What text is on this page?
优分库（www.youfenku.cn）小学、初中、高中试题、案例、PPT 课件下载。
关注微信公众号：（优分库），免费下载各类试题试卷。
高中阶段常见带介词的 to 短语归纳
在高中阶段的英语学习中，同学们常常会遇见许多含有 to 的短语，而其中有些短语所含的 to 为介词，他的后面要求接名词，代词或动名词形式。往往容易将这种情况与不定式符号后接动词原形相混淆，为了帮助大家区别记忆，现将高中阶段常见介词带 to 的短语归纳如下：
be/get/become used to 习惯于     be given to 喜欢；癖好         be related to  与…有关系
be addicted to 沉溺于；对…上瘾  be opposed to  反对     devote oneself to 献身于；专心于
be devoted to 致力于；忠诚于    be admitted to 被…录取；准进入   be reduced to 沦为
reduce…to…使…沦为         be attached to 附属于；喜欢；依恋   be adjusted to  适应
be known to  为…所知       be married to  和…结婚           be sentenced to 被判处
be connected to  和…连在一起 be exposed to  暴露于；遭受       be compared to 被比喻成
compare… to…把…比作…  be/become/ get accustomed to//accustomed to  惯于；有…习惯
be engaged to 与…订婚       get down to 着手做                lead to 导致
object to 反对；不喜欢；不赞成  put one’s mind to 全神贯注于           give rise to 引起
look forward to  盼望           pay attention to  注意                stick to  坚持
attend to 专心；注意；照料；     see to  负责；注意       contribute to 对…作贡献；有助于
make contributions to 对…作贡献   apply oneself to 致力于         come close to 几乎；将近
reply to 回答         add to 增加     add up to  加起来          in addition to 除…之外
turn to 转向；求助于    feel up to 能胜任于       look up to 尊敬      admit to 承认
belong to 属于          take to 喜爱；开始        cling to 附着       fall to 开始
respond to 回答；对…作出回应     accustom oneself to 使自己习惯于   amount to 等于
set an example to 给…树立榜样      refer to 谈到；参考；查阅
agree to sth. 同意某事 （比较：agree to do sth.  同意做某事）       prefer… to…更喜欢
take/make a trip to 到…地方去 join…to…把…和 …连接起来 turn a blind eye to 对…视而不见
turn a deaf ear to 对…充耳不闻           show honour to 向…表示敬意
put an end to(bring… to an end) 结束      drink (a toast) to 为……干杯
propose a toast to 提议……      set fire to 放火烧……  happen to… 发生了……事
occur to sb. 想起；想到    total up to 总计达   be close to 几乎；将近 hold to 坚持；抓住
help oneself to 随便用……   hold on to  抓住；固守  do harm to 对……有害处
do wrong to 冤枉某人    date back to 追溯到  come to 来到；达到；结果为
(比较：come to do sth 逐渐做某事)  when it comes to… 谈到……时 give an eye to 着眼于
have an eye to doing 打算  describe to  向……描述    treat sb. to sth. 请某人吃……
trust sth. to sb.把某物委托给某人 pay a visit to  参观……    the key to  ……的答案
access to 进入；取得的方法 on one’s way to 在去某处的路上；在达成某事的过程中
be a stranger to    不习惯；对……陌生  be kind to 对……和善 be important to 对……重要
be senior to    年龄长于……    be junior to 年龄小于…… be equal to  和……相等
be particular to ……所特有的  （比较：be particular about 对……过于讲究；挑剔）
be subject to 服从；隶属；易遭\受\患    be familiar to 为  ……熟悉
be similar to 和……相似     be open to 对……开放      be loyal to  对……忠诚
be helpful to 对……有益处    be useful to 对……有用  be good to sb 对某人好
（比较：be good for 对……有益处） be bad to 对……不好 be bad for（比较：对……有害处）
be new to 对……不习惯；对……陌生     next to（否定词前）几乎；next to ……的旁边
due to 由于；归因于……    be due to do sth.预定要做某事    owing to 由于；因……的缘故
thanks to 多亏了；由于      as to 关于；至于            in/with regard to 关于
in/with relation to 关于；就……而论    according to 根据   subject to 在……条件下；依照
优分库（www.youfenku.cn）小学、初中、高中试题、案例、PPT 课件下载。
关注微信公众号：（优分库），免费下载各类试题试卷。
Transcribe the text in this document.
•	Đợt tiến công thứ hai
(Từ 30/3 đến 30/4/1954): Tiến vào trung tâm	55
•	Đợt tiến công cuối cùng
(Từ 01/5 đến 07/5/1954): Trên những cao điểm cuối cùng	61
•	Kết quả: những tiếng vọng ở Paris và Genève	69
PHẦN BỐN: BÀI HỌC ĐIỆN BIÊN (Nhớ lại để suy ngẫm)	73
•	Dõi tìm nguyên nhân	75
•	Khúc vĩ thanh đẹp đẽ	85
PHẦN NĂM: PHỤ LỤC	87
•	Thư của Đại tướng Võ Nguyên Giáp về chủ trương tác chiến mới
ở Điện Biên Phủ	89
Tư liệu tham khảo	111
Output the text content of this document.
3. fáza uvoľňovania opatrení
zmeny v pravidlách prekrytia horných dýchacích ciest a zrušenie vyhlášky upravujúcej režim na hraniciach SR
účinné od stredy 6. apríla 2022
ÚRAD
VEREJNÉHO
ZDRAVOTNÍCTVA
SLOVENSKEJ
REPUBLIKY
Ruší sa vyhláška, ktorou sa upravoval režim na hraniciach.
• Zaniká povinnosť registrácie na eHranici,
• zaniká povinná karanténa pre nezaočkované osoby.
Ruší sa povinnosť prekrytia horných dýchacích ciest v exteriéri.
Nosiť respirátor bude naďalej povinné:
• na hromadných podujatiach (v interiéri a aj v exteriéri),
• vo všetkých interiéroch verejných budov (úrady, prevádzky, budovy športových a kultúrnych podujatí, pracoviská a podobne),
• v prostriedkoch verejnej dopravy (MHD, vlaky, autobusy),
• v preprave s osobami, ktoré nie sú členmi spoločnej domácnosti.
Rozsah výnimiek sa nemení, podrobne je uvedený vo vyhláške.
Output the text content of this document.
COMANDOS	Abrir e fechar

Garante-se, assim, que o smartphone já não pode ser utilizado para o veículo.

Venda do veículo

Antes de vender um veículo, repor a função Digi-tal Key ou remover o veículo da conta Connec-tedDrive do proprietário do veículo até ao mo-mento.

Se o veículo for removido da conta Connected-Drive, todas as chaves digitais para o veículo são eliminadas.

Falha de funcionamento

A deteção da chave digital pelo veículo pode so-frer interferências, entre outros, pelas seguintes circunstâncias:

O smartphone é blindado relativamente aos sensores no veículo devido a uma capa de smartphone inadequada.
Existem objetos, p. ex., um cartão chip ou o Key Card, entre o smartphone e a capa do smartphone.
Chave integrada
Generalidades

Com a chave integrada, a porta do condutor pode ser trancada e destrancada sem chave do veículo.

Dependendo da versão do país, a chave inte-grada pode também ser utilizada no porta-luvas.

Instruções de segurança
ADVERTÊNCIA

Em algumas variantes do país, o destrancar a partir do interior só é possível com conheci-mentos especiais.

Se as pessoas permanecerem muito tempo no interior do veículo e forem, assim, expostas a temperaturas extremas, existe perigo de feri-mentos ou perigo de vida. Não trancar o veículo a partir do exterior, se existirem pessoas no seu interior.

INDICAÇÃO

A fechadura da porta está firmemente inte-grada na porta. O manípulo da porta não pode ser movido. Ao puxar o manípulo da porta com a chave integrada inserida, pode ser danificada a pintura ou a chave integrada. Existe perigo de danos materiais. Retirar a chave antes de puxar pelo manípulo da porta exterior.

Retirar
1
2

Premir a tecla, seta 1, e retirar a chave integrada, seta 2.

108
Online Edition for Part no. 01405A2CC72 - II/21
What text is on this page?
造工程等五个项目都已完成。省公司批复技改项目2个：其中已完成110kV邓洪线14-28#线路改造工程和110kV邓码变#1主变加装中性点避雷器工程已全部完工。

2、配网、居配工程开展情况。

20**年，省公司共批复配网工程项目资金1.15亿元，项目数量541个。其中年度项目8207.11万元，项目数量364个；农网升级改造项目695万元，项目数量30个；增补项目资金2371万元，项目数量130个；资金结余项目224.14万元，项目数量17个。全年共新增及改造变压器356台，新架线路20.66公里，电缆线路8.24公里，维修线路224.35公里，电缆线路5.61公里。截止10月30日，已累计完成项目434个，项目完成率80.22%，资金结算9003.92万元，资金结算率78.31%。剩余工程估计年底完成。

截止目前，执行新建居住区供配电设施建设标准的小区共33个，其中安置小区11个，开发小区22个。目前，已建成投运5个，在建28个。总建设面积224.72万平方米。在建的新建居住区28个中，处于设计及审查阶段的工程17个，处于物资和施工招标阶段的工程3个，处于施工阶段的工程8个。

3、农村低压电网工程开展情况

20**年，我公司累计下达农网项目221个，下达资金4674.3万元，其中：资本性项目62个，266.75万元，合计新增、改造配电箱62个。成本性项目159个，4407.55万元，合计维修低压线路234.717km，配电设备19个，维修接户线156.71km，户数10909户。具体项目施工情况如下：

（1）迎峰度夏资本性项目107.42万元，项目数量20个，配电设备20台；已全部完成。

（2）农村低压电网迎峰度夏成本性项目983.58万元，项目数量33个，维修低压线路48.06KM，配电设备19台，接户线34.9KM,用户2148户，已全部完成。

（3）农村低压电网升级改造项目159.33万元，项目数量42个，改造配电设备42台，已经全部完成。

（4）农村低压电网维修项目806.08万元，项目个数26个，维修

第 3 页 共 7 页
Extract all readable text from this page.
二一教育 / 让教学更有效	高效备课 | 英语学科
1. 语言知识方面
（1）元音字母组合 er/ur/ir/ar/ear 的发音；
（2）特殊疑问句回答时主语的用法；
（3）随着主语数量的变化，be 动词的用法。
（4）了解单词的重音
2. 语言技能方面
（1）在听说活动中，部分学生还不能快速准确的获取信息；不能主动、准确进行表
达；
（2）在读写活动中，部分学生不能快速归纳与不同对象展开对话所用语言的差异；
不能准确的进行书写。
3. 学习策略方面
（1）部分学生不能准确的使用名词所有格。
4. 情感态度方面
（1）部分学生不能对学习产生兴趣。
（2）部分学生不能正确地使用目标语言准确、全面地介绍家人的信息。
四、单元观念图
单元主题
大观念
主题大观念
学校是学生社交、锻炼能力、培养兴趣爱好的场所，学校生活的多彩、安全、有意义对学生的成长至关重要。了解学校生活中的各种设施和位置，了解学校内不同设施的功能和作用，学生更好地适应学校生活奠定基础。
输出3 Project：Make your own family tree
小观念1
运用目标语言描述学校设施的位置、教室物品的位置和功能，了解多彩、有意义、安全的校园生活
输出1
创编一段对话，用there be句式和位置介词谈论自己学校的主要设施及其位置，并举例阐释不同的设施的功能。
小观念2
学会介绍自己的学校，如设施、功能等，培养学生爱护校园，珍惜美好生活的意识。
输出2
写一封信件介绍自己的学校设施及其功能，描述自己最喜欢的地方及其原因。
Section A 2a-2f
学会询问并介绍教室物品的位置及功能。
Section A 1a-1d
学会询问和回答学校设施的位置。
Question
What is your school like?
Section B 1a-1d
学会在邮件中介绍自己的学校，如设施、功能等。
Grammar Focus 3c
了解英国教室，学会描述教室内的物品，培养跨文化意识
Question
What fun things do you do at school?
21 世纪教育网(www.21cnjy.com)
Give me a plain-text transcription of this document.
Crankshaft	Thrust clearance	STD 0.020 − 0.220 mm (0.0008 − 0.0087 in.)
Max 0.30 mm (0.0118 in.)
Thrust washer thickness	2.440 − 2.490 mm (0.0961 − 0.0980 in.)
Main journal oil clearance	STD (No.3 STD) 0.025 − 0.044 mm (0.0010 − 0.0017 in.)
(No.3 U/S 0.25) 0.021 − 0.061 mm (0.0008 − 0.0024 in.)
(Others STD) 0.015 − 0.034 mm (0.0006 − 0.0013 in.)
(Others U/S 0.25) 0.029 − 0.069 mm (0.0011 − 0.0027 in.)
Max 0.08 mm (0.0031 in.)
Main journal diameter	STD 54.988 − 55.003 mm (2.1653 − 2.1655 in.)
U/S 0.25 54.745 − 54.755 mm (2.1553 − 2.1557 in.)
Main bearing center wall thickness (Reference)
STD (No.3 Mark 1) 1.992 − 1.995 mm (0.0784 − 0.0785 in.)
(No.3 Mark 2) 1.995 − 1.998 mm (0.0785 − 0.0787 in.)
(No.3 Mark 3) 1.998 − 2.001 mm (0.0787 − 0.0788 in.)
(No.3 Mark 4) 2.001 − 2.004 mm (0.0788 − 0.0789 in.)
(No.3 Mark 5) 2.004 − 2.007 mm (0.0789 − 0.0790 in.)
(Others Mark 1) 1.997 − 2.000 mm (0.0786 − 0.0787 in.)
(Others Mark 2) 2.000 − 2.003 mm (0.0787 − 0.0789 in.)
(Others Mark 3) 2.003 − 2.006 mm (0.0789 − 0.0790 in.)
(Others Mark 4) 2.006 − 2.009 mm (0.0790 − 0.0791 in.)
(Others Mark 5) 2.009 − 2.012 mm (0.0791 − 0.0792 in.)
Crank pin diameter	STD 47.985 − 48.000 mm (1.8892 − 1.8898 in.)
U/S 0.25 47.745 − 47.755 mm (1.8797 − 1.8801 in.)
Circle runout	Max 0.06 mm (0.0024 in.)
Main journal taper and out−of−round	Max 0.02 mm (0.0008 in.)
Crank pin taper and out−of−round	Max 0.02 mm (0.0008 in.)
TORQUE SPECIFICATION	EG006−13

====

What needs to be done → Read through the lines above and collect those that contain the string "toast".

Task response →
put an end to(bring… to an end) 结束      drink (a toast) to 为……干杯
propose a toast to 提议……      set fire to 放火烧……  happen to… 发生了……事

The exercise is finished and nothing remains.